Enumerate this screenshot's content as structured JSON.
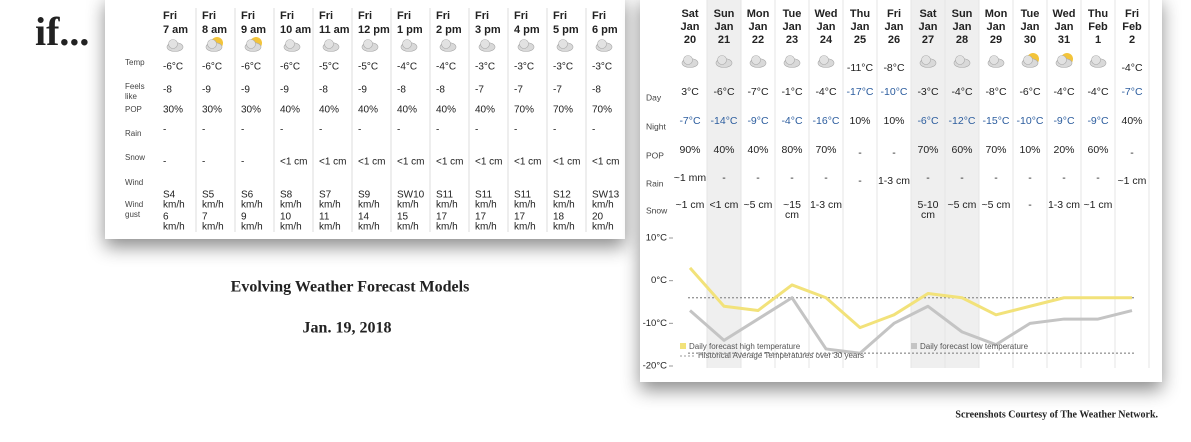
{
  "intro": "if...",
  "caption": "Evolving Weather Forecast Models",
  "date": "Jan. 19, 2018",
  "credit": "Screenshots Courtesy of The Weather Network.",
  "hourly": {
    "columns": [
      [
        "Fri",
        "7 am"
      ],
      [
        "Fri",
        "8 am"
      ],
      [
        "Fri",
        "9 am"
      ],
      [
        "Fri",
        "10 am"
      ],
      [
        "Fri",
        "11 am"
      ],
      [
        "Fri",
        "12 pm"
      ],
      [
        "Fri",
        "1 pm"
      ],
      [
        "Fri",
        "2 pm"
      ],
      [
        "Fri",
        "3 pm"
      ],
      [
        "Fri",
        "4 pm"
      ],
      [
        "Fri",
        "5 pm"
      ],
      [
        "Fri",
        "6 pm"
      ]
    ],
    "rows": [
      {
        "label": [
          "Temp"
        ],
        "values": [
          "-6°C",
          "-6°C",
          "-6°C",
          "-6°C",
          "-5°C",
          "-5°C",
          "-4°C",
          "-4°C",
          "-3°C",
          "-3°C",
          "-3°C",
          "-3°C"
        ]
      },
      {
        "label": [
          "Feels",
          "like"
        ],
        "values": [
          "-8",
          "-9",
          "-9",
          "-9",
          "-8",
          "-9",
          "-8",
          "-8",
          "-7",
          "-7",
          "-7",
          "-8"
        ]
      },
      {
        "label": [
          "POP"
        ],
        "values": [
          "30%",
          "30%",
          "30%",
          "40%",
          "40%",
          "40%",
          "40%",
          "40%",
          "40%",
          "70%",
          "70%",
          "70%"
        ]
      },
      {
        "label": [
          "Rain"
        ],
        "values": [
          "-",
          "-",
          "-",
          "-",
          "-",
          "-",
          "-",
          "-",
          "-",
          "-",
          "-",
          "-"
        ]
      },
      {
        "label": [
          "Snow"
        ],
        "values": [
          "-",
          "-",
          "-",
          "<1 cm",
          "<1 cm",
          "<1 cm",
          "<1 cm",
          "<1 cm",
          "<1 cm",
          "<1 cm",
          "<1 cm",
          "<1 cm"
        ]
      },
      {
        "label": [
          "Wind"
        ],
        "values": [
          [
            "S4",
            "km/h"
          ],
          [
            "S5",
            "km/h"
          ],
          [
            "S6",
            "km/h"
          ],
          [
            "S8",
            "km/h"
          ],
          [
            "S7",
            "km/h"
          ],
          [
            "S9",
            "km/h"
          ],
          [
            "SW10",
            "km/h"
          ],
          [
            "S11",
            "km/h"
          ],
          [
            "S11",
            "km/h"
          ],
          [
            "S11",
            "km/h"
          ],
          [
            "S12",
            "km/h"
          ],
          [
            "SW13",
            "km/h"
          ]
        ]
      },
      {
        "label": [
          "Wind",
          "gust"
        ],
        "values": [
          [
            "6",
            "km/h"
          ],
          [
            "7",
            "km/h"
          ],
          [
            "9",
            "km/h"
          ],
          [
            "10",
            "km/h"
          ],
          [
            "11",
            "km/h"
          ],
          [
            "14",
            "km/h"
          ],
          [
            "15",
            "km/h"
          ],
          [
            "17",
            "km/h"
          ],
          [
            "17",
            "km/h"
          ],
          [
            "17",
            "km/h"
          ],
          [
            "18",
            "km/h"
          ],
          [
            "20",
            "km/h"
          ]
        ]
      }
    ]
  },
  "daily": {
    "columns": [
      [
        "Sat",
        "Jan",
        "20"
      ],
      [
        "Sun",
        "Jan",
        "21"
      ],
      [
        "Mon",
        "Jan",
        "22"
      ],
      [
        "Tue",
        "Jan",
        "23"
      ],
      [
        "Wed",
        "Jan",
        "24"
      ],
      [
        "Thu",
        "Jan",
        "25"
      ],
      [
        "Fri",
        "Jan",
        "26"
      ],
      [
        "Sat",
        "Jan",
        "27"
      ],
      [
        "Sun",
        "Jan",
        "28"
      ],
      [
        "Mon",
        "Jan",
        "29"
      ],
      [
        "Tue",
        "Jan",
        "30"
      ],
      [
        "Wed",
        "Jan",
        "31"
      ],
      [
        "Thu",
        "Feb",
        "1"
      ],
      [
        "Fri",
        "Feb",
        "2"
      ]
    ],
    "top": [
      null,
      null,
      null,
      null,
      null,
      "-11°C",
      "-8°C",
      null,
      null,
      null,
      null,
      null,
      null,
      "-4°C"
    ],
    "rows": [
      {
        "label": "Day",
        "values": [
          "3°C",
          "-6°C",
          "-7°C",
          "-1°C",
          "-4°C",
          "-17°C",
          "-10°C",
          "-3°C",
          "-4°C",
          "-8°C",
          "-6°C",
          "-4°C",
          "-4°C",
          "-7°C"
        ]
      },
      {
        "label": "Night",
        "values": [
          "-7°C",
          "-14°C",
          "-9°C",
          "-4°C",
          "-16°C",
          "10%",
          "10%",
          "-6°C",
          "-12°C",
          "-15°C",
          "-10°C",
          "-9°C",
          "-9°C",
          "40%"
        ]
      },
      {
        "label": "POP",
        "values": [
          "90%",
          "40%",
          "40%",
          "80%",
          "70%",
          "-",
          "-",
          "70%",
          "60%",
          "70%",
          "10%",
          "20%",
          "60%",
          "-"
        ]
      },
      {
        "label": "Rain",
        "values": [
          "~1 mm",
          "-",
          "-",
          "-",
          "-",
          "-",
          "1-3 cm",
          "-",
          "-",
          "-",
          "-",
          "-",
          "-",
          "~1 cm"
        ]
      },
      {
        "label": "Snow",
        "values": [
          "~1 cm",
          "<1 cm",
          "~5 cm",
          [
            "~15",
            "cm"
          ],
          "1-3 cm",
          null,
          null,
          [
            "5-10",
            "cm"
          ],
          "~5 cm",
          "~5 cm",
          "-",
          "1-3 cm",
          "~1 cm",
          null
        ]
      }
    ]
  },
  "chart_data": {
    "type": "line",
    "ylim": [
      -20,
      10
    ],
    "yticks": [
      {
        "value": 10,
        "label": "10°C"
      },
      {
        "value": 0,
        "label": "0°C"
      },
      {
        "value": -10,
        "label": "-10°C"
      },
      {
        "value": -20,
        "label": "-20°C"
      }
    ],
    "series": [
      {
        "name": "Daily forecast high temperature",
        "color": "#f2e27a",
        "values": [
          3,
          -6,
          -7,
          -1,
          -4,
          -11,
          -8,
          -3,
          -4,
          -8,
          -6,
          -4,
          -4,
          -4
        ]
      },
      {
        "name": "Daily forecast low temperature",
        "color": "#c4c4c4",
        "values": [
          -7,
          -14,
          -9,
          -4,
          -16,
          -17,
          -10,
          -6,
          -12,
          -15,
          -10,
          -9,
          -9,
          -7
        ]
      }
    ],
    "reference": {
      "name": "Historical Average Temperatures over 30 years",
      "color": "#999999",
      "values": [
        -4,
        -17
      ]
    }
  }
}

========

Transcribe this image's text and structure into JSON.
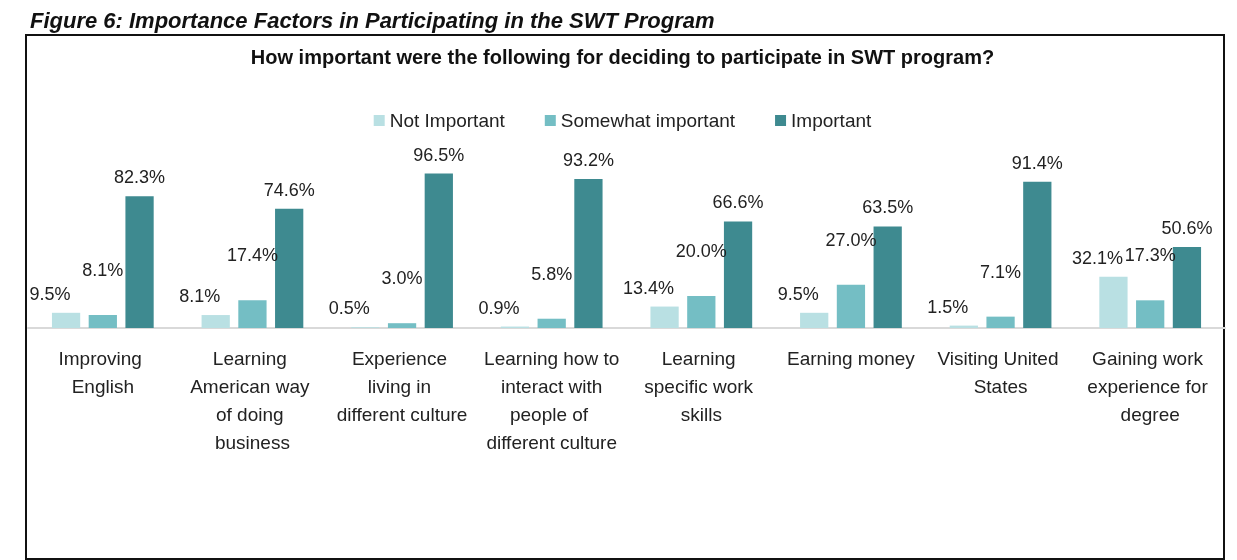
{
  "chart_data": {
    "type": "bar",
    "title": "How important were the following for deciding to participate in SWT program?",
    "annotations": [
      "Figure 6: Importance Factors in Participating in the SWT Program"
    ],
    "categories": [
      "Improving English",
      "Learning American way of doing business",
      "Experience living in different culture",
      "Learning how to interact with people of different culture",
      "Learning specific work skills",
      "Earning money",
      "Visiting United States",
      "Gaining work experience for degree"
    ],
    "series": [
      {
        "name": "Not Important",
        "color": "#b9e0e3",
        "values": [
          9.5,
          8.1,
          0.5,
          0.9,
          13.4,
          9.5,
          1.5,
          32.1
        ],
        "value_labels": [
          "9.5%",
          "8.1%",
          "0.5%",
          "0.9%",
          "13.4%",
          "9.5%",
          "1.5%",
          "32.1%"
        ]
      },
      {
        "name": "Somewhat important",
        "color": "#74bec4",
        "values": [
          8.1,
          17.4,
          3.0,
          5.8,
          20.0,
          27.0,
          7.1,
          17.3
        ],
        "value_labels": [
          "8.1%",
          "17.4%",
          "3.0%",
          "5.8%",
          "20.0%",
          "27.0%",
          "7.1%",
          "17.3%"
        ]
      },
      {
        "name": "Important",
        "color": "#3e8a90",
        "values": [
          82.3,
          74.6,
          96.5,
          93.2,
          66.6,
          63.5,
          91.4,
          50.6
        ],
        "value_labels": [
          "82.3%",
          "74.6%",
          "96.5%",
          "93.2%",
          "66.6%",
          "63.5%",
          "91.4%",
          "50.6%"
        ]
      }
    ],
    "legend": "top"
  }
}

========

◆ Given problem ◆
Scan the material above. Return every line containing the string "this".

◆ Exercise output ◆
Enumerate this screenshot's content as structured JSON.
Transcribe this image's text and structure into JSON.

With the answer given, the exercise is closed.